Only lines with the word "work" are needed; collect each of them from the listing below.

[A run of records]
╭──

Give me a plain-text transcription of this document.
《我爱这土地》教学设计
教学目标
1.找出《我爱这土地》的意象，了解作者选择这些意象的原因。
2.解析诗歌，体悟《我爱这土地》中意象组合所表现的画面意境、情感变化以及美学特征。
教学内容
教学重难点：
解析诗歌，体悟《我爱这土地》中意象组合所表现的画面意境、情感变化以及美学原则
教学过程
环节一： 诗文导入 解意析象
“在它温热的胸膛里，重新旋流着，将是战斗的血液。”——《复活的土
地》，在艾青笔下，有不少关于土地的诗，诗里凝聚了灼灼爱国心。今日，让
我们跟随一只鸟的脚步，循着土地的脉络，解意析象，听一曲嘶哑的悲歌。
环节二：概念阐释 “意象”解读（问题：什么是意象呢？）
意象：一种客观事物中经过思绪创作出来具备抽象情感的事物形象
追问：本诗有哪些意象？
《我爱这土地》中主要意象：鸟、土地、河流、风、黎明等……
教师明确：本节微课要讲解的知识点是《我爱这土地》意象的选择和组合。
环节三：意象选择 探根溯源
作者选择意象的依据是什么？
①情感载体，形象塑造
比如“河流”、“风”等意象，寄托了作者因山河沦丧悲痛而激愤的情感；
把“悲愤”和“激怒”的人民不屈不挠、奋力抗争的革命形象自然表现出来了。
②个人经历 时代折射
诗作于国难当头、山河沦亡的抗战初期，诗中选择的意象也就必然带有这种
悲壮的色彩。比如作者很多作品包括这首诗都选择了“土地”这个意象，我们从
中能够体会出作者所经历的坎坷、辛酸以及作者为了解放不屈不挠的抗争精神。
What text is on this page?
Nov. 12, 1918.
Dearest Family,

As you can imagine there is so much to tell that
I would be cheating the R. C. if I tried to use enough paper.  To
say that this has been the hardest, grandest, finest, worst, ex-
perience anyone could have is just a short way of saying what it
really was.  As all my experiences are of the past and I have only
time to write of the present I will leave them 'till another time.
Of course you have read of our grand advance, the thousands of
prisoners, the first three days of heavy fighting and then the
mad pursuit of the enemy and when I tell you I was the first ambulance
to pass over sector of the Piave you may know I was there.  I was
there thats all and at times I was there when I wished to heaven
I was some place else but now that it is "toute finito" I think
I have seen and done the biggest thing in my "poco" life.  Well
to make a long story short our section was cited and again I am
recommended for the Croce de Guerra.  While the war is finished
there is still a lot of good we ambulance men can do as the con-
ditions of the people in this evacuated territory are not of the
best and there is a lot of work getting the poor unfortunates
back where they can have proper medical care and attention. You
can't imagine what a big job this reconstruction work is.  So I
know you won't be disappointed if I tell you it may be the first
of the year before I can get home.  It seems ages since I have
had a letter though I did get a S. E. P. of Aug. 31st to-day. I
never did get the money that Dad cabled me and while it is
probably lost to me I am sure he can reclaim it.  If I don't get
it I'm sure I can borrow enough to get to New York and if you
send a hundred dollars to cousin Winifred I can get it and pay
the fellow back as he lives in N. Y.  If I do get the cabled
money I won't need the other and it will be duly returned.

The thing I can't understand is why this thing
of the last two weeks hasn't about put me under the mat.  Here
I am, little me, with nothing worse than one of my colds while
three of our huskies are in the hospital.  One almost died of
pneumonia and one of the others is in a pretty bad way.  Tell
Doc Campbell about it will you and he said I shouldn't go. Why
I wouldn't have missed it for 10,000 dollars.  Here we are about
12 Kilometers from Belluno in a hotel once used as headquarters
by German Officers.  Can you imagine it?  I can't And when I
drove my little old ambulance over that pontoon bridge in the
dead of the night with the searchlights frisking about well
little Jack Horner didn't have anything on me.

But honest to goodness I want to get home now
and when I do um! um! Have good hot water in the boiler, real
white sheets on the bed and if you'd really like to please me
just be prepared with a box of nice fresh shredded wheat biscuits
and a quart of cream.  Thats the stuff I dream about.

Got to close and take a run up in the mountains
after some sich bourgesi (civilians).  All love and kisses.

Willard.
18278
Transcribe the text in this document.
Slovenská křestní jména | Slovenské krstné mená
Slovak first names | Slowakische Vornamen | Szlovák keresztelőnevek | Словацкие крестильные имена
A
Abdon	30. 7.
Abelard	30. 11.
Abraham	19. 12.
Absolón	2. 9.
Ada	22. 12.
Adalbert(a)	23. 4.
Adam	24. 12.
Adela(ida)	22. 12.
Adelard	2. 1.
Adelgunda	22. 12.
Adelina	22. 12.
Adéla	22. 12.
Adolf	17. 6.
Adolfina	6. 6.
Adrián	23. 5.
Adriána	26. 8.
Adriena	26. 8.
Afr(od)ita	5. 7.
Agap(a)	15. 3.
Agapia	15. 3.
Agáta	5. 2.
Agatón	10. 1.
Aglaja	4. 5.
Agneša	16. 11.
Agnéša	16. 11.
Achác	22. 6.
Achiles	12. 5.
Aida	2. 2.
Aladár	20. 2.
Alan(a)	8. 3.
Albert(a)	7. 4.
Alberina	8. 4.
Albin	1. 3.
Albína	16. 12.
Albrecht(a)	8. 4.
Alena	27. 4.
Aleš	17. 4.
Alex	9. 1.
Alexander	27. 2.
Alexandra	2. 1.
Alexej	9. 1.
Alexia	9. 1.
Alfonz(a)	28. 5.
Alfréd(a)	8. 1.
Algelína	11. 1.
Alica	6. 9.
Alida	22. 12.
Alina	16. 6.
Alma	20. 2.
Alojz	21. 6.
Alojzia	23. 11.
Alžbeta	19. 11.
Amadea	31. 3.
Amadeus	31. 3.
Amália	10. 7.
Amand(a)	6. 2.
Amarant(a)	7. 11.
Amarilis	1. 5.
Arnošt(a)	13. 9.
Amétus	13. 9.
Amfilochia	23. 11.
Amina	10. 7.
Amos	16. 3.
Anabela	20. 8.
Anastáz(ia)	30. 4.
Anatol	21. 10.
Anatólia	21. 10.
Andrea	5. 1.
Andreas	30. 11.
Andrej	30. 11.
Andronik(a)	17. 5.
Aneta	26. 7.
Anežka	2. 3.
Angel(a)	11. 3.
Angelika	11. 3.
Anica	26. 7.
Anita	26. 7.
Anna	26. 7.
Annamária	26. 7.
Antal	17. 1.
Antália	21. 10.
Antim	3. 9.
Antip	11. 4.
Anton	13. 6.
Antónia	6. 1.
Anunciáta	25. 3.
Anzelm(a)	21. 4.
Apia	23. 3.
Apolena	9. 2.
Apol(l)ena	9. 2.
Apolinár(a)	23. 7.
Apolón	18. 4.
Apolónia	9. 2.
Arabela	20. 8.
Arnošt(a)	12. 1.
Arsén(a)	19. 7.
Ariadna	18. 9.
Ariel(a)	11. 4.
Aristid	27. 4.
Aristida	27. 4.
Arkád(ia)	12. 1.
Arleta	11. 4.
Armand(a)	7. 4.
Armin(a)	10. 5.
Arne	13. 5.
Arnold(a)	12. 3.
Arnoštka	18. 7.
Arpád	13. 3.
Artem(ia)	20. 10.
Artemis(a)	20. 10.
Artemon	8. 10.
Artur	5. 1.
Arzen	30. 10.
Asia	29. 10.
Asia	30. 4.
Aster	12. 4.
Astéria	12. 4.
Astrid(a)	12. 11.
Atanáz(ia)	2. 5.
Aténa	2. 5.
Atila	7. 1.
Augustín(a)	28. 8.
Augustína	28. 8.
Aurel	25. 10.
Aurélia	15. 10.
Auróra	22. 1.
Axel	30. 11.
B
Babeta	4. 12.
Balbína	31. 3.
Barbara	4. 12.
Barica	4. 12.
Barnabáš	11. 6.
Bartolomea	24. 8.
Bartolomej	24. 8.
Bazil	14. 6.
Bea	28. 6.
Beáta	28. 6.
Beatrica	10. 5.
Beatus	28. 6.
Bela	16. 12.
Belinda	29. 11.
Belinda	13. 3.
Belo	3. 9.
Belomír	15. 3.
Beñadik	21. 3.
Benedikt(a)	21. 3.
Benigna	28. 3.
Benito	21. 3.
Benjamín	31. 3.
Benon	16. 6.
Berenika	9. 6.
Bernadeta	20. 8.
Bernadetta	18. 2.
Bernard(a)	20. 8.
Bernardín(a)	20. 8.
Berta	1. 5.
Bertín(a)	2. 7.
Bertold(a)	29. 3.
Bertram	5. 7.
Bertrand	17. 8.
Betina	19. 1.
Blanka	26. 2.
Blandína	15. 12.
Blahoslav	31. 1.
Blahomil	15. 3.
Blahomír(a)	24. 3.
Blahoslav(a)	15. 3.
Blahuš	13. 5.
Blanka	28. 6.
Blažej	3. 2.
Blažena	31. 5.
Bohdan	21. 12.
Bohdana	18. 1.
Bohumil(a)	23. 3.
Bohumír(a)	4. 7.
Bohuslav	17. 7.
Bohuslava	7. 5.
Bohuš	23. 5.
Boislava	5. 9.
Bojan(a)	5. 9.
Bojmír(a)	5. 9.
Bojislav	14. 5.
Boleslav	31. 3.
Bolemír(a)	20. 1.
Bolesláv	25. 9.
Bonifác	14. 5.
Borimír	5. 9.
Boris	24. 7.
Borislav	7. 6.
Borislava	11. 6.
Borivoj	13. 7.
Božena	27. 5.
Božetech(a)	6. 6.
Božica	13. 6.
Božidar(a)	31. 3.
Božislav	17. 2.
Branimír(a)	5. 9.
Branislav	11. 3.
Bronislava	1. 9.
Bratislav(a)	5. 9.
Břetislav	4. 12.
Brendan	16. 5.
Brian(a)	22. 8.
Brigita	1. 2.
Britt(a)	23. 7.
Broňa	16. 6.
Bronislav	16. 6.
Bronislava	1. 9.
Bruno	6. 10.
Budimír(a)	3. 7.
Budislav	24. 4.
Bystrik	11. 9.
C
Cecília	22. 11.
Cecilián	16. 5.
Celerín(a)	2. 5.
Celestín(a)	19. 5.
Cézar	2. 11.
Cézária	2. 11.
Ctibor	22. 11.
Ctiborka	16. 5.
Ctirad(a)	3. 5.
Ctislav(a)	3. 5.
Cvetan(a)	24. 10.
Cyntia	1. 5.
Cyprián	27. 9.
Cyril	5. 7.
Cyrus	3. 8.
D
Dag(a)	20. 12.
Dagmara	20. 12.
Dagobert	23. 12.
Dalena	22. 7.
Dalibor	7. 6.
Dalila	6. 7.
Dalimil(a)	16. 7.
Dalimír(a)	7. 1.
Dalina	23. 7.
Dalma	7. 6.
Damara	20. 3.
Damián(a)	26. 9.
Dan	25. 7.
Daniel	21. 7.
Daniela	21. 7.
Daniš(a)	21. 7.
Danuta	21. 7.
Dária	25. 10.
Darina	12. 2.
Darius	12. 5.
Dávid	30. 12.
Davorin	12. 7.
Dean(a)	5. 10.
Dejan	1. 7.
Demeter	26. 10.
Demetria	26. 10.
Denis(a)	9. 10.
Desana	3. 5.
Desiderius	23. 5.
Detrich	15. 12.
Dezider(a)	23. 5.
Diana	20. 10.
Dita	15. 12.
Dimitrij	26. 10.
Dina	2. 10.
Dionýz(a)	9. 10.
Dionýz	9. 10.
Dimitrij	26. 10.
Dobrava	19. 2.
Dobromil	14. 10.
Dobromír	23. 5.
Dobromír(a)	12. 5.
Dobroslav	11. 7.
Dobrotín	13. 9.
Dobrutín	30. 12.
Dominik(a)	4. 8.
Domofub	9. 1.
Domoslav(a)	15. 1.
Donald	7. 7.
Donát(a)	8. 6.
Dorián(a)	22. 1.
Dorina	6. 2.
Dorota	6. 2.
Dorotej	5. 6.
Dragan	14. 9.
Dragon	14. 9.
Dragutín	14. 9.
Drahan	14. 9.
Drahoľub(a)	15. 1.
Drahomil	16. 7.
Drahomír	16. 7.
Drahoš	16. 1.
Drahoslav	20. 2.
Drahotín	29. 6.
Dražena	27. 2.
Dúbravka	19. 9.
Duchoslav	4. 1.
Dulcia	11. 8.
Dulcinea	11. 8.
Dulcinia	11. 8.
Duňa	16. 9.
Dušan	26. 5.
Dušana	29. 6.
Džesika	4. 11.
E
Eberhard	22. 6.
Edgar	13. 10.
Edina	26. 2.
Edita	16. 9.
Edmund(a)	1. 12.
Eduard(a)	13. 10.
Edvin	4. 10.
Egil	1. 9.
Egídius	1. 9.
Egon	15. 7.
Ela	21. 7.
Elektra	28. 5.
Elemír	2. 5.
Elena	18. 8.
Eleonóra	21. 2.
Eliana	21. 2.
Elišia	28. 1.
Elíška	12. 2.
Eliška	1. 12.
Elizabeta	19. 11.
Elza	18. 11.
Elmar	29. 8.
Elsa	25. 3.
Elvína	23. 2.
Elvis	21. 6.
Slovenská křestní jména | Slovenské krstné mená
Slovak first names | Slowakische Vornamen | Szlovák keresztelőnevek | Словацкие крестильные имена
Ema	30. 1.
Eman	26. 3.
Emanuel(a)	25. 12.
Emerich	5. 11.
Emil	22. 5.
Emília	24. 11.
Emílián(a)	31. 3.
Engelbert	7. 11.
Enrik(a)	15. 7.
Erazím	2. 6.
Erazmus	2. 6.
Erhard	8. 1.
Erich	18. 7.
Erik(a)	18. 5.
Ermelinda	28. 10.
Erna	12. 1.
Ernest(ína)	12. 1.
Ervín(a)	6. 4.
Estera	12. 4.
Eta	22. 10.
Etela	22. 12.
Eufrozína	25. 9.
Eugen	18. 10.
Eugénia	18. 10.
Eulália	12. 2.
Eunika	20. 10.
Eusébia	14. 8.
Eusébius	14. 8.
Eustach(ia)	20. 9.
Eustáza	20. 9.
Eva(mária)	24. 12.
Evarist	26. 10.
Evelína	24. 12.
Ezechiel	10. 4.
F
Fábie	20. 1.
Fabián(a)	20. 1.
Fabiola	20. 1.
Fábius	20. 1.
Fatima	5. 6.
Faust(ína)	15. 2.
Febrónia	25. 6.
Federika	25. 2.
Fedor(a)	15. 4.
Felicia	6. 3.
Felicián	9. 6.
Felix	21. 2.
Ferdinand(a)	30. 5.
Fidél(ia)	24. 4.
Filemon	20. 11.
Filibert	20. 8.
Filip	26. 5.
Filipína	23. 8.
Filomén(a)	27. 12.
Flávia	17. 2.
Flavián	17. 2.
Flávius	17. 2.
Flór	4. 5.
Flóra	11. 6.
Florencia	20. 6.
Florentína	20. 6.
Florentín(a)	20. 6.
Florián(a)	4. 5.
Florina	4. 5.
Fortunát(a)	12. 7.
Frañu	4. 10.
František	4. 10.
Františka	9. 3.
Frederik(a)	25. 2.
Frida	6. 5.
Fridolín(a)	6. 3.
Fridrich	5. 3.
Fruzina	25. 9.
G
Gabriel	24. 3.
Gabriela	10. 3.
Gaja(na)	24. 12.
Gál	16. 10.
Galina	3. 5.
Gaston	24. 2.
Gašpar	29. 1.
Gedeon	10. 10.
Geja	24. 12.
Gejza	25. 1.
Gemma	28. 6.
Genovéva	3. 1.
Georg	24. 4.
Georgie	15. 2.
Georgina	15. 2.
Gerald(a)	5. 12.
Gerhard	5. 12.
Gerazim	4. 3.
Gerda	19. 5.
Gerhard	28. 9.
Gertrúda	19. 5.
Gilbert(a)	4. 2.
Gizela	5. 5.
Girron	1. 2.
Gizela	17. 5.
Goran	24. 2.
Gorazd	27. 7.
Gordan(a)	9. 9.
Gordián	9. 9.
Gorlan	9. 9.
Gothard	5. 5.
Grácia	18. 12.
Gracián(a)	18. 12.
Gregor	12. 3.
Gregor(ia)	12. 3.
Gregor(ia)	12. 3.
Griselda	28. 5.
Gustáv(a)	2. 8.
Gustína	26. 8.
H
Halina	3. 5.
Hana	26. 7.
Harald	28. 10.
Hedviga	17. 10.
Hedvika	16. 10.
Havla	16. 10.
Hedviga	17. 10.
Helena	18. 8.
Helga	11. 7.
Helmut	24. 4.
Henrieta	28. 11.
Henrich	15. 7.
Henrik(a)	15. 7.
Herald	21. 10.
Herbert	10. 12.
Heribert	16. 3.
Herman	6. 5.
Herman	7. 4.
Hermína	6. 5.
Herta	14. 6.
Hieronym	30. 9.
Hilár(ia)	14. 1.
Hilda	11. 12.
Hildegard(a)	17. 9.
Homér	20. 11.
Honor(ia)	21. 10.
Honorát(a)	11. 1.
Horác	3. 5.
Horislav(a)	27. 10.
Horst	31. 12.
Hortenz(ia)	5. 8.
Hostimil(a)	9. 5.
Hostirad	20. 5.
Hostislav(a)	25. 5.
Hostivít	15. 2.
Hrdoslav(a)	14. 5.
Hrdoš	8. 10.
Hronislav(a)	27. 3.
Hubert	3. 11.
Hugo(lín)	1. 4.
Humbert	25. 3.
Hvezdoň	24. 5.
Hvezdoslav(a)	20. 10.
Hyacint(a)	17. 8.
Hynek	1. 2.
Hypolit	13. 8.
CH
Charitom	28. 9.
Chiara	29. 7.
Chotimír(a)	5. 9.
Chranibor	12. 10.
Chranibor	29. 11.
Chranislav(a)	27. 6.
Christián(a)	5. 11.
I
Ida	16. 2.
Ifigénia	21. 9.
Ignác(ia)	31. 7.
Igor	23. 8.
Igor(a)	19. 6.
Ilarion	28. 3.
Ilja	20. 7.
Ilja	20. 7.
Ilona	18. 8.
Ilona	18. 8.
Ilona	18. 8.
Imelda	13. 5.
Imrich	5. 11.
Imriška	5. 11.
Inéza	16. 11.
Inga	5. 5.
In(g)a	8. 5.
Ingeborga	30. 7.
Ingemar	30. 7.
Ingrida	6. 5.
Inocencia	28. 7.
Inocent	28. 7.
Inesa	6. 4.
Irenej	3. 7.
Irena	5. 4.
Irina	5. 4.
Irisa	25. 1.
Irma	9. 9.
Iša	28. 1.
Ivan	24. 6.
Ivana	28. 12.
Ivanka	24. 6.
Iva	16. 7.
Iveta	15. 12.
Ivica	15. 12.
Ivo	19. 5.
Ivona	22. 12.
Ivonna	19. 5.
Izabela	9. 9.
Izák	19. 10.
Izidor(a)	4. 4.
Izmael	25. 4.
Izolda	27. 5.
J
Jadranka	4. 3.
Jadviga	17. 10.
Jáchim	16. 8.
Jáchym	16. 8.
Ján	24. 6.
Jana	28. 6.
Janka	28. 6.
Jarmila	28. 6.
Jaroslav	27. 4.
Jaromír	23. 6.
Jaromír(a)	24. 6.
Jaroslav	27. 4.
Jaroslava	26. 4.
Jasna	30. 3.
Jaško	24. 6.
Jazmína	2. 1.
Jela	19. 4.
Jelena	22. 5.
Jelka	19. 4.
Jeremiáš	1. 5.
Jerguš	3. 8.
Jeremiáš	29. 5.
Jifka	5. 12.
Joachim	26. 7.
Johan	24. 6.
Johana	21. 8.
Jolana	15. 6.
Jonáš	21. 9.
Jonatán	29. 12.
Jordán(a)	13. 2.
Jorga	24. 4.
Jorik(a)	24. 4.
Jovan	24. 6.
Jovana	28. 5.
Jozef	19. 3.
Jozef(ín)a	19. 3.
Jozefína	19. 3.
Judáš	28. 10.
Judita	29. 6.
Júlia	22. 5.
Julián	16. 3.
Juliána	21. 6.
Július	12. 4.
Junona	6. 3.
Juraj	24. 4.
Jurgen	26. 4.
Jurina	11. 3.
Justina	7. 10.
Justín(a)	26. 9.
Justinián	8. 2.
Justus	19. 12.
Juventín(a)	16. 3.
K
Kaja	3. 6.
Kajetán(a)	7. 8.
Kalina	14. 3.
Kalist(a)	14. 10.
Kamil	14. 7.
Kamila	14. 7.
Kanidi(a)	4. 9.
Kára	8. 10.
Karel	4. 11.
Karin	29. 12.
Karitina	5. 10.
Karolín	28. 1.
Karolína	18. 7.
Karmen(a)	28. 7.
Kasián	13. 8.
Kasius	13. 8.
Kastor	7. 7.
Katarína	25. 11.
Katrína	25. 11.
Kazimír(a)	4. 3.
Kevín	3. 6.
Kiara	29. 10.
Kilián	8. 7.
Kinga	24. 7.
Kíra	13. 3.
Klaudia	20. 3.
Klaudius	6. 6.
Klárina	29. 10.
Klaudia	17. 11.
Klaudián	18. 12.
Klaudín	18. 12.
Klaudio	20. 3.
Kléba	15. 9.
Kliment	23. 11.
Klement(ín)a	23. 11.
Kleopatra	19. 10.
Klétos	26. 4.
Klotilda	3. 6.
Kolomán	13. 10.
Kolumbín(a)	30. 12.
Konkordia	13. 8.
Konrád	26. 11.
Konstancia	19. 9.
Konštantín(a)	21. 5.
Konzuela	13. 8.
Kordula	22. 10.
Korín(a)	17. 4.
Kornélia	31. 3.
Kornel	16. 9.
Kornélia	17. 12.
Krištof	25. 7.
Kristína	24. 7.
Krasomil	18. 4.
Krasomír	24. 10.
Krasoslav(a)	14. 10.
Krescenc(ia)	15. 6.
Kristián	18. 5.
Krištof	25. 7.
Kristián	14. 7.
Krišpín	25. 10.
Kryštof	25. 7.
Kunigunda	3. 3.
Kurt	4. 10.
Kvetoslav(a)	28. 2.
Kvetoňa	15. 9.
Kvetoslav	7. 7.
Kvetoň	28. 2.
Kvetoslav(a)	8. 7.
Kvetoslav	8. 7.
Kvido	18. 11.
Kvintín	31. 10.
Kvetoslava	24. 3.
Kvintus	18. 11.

╰──

## THE REPLY
best and there is a lot of work getting the poor unfortunates
can't imagine what a big job this reconstruction work is.  So I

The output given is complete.